* Data records *
---

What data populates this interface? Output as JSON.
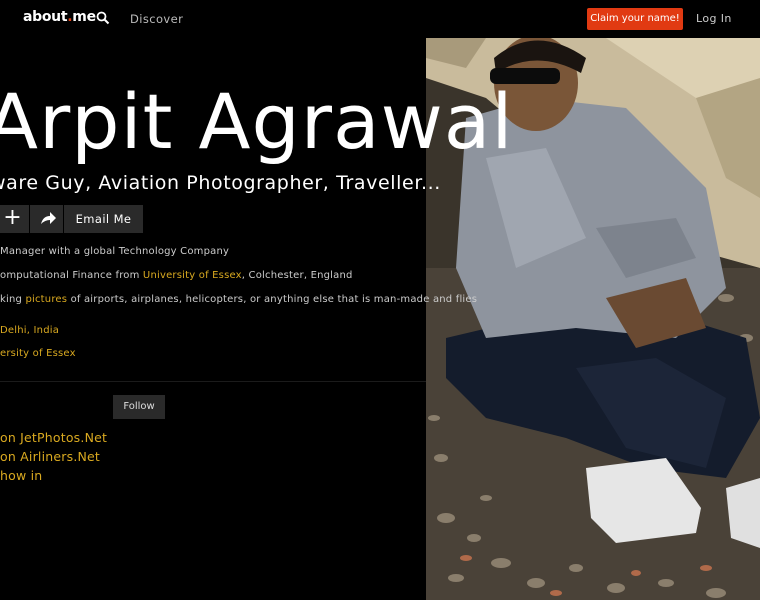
{
  "nav": {
    "logo_text": "about",
    "logo_dot": ".",
    "logo_suffix": "me",
    "discover": "Discover",
    "claim": "Claim your name!",
    "login": "Log In"
  },
  "profile": {
    "name": "Arpit Agrawal",
    "headline": "ware Guy, Aviation Photographer, Traveller...",
    "email_button": "Email Me",
    "bio": [
      {
        "pre": "Manager with a global Technology Company",
        "link": "",
        "post": ""
      },
      {
        "pre": "omputational Finance from ",
        "link": "University of Essex",
        "post": ", Colchester, England"
      },
      {
        "pre": "king ",
        "link": "pictures",
        "post": " of airports, airplanes, helicopters, or anything else that is man-made and flies"
      }
    ],
    "location": "Delhi, India",
    "education": "ersity of Essex"
  },
  "follow": {
    "label": "Follow"
  },
  "links": [
    "on JetPhotos.Net",
    "on Airliners.Net",
    "how in"
  ],
  "colors": {
    "accent": "#e13a12",
    "link": "#d9a920"
  }
}
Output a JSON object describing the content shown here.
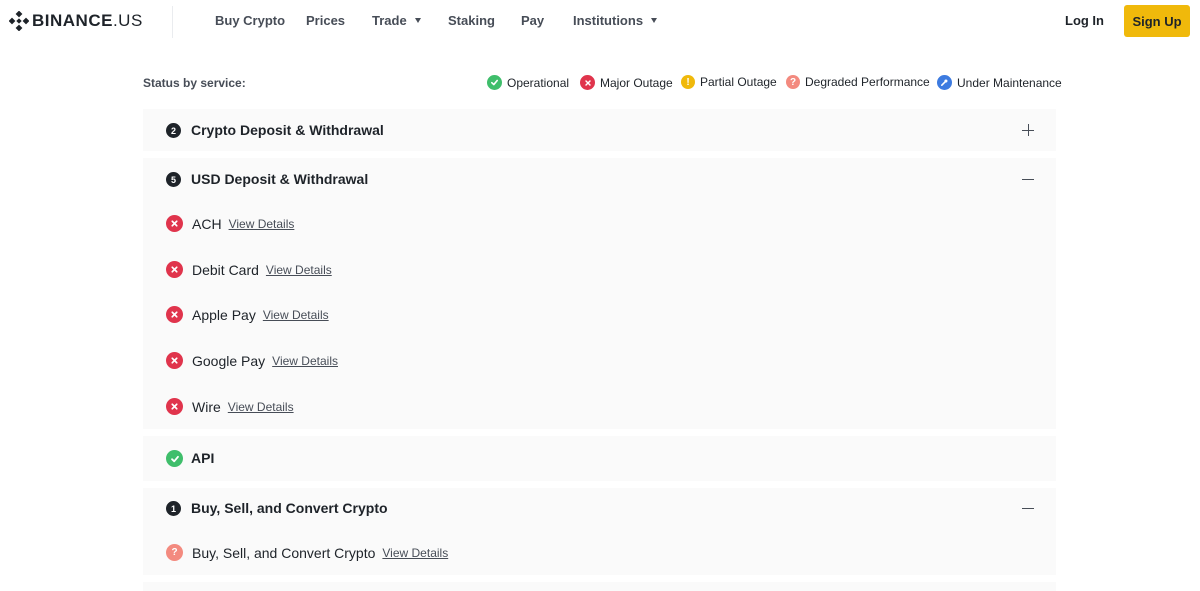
{
  "header": {
    "logo_text": "BINANCE",
    "logo_suffix": ".US",
    "nav": [
      "Buy Crypto",
      "Prices",
      "Trade",
      "Staking",
      "Pay",
      "Institutions"
    ],
    "login_label": "Log In",
    "signup_label": "Sign Up",
    "brand_color": "#f0b90b"
  },
  "status": {
    "label": "Status by service:",
    "legend": {
      "operational": "Operational",
      "major_outage": "Major Outage",
      "partial_outage": "Partial Outage",
      "degraded_performance": "Degraded Performance",
      "under_maintenance": "Under Maintenance"
    },
    "colors": {
      "operational": "#3fbe6b",
      "major_outage": "#e0344c",
      "partial_outage": "#f0b90b",
      "degraded_performance": "#f38a7f",
      "under_maintenance": "#3d7be0"
    }
  },
  "sections": {
    "crypto": {
      "count": "2",
      "title": "Crypto Deposit & Withdrawal"
    },
    "usd": {
      "count": "5",
      "title": "USD Deposit & Withdrawal",
      "items": [
        {
          "name": "ACH",
          "link": "View Details",
          "status": "major-outage"
        },
        {
          "name": "Debit Card",
          "link": "View Details",
          "status": "major-outage"
        },
        {
          "name": "Apple Pay",
          "link": "View Details",
          "status": "major-outage"
        },
        {
          "name": "Google Pay",
          "link": "View Details",
          "status": "major-outage"
        },
        {
          "name": "Wire",
          "link": "View Details",
          "status": "major-outage"
        }
      ]
    },
    "api": {
      "title": "API",
      "status": "operational"
    },
    "buy_sell": {
      "count": "1",
      "title": "Buy, Sell, and Convert Crypto",
      "items": [
        {
          "name": "Buy, Sell, and Convert Crypto",
          "link": "View Details",
          "status": "degraded-performance"
        }
      ]
    }
  }
}
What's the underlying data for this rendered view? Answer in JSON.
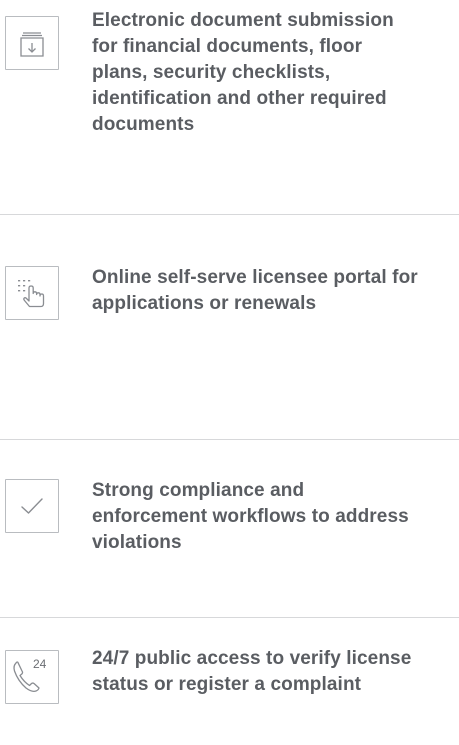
{
  "features": [
    {
      "icon": "document-download-icon",
      "text": "Electronic document submission for financial documents, floor plans, security checklists, identification and other required documents"
    },
    {
      "icon": "touch-grid-icon",
      "text": "Online self-serve licensee portal for applications or renewals"
    },
    {
      "icon": "checkmark-icon",
      "text": "Strong compliance and enforcement workflows to address violations"
    },
    {
      "icon": "phone-24-icon",
      "icon_label": "24",
      "text": "24/7 public access to verify license status or register a complaint"
    }
  ],
  "colors": {
    "text": "#5a5d62",
    "icon_stroke": "#8a8d92",
    "box_border": "#b9bcc0",
    "divider": "#d7d8da"
  }
}
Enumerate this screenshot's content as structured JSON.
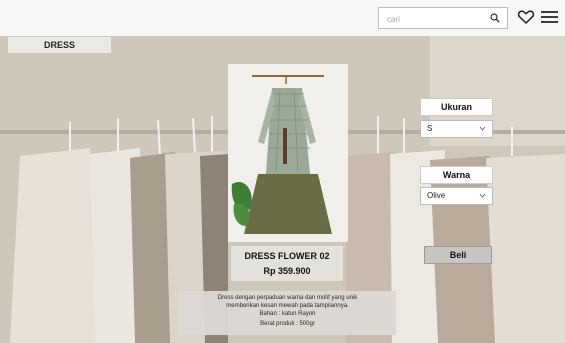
{
  "header": {
    "search": {
      "placeholder": "cari",
      "icon": "search-icon"
    },
    "icons": [
      "heart-icon",
      "menu-icon"
    ]
  },
  "category": {
    "label": "DRESS"
  },
  "product": {
    "name": "DRESS FLOWER 02",
    "price": "Rp 359.900",
    "image": "dress-photo"
  },
  "options": {
    "size": {
      "label": "Ukuran",
      "selected": "S"
    },
    "color": {
      "label": "Warna",
      "selected": "Olive"
    }
  },
  "actions": {
    "buy_label": "Beli"
  },
  "description": {
    "line1": "Dress dengan perpaduan warna dan motif yang unik",
    "line2": "memberikan kesan mewah pada tampilannya.",
    "line3": "Bahan : katun Rayon",
    "line4": "Berat produk : 500gr"
  },
  "colors": {
    "header_bg": "#f7f7f5",
    "hero_bg": "#cfc5b8",
    "tab_bg": "#ebe9e6",
    "button_bg": "#c8c6c2"
  }
}
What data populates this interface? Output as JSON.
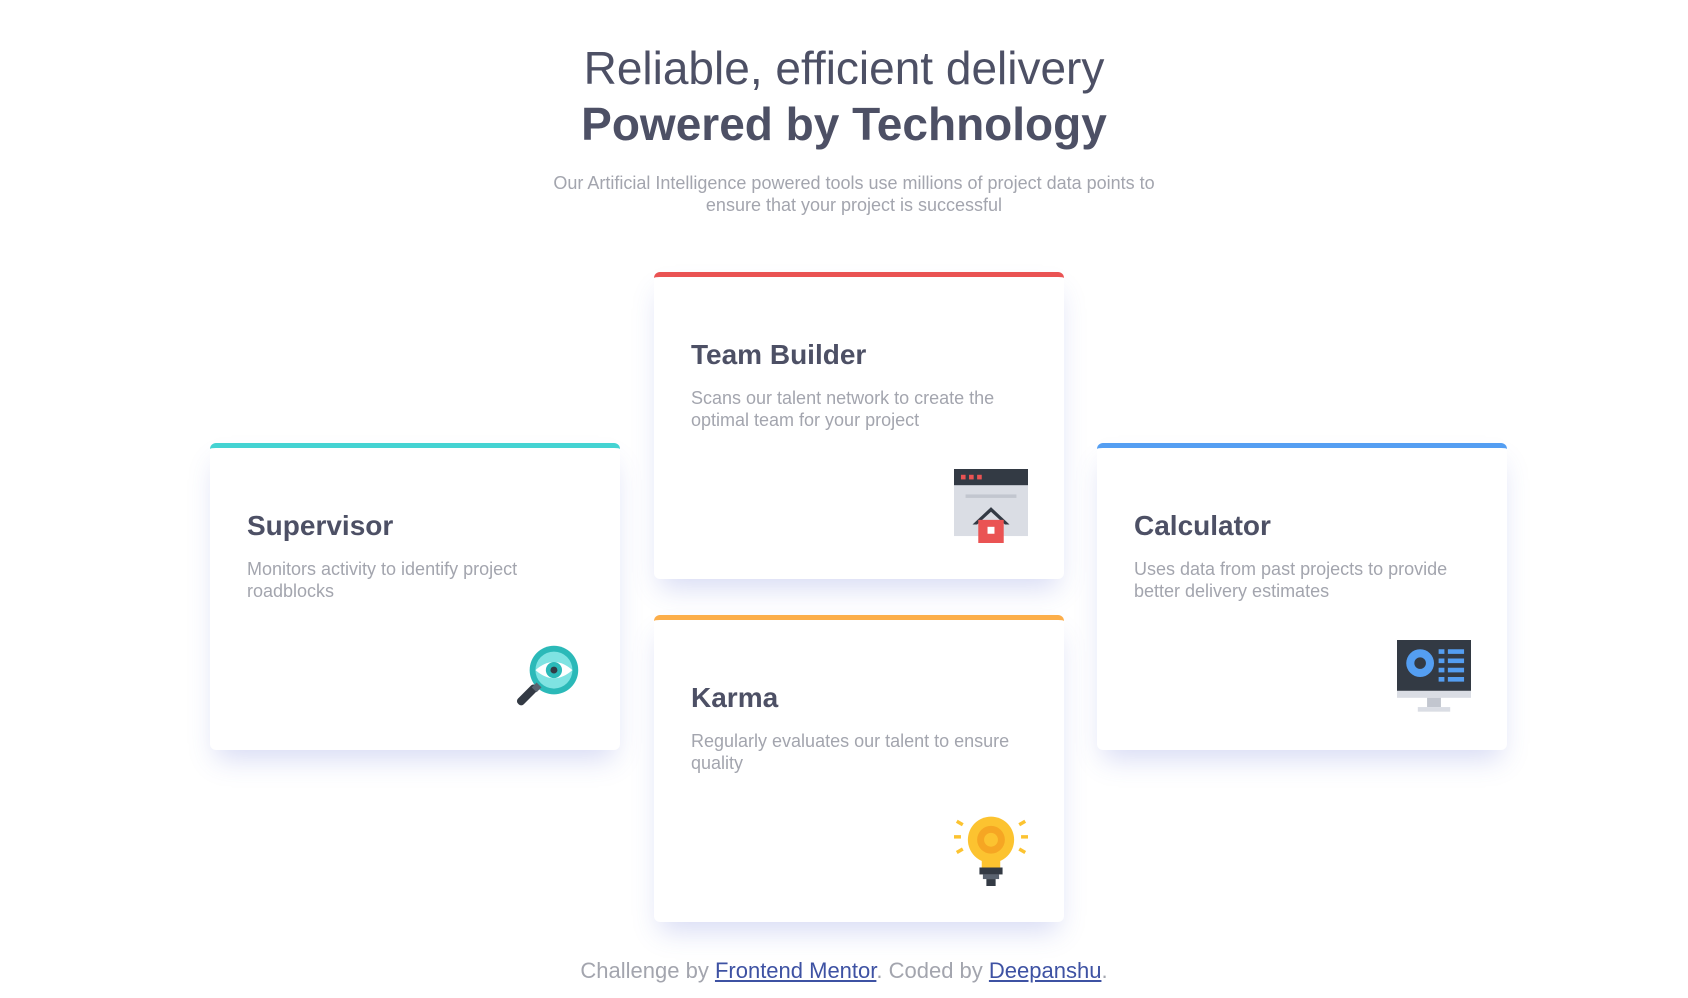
{
  "header": {
    "title_light": "Reliable, efficient delivery",
    "title_bold": "Powered by Technology",
    "subtitle": "Our Artificial Intelligence powered tools use millions of project data points to ensure that your project is successful"
  },
  "cards": [
    {
      "title": "Supervisor",
      "description": "Monitors activity to identify project roadblocks",
      "accent": "#44d3d2",
      "icon": "magnifier-eye-icon"
    },
    {
      "title": "Team Builder",
      "description": "Scans our talent network to create the optimal team for your project",
      "accent": "#ea5353",
      "icon": "browser-house-icon"
    },
    {
      "title": "Karma",
      "description": "Regularly evaluates our talent to ensure quality",
      "accent": "#fcae4a",
      "icon": "lightbulb-icon"
    },
    {
      "title": "Calculator",
      "description": "Uses data from past projects to provide better delivery estimates",
      "accent": "#549ef2",
      "icon": "monitor-chart-icon"
    }
  ],
  "footer": {
    "prefix": "Challenge by ",
    "link1": "Frontend Mentor",
    "middle": ". Coded by ",
    "link2": "Deepanshu",
    "suffix": "."
  }
}
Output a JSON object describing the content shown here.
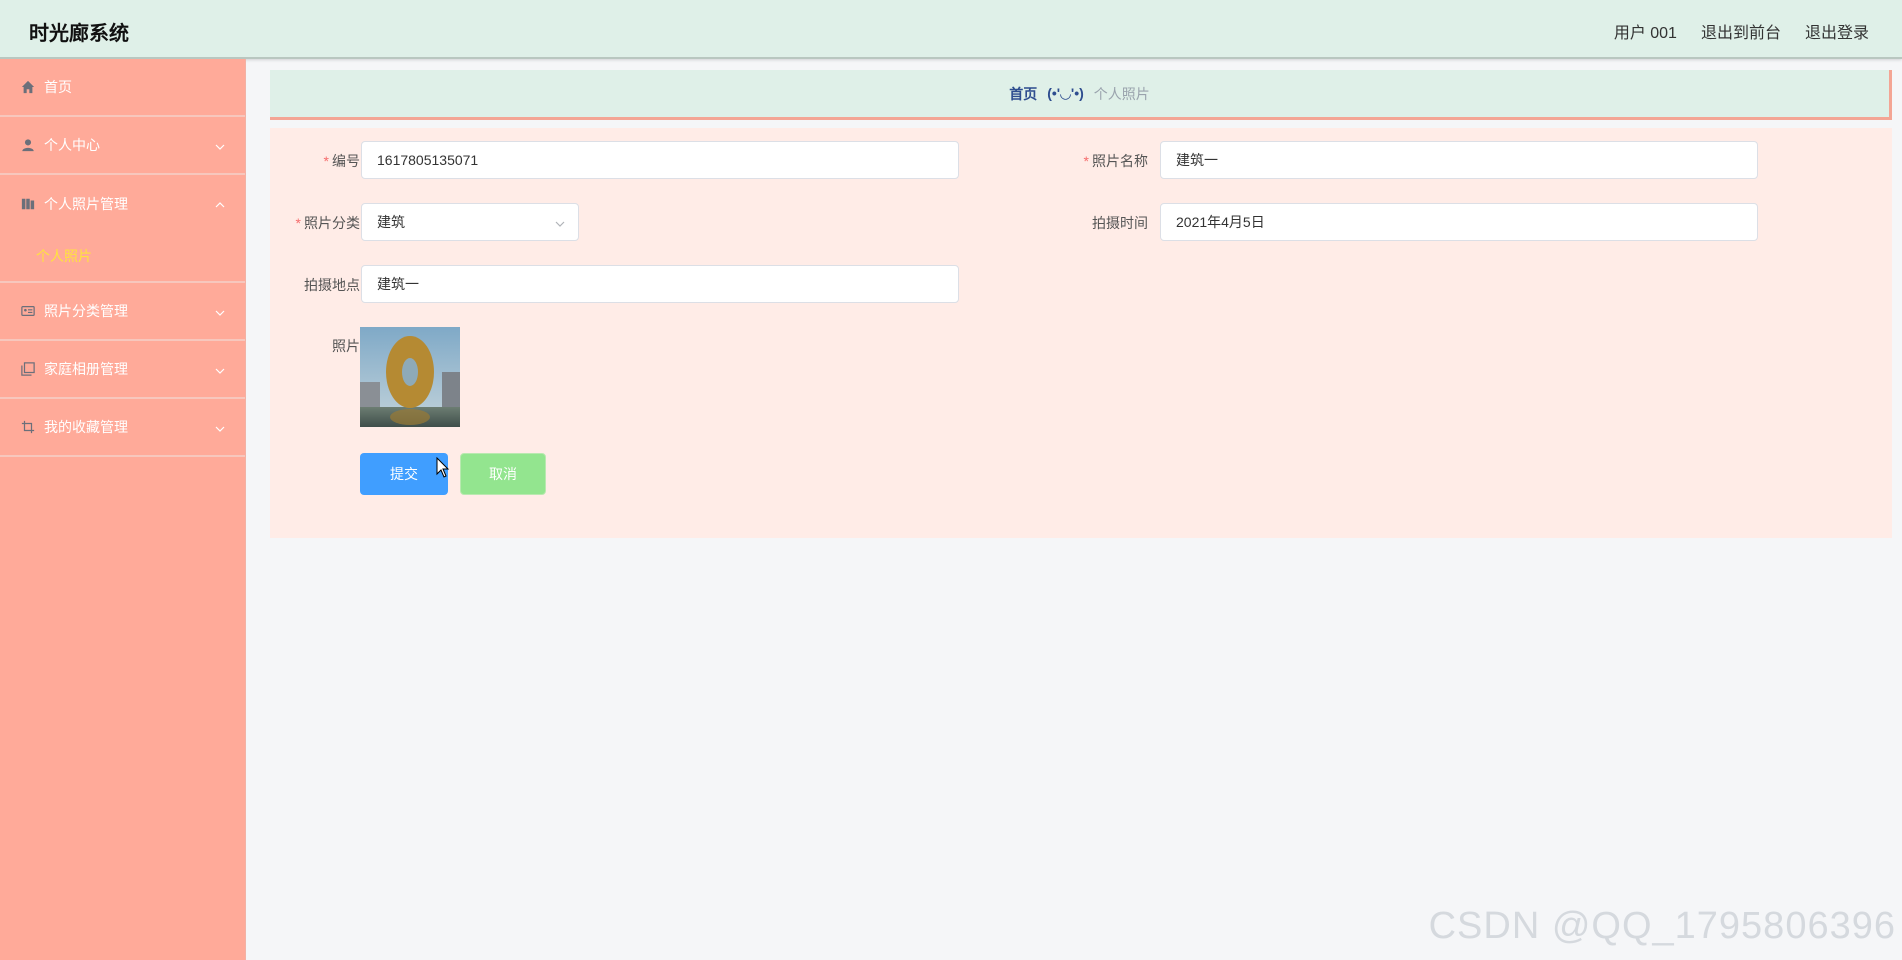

---

* Set problem *
The records are above. How many lines in them contain the word "from"? Give the number alone.

* Worked answer *
2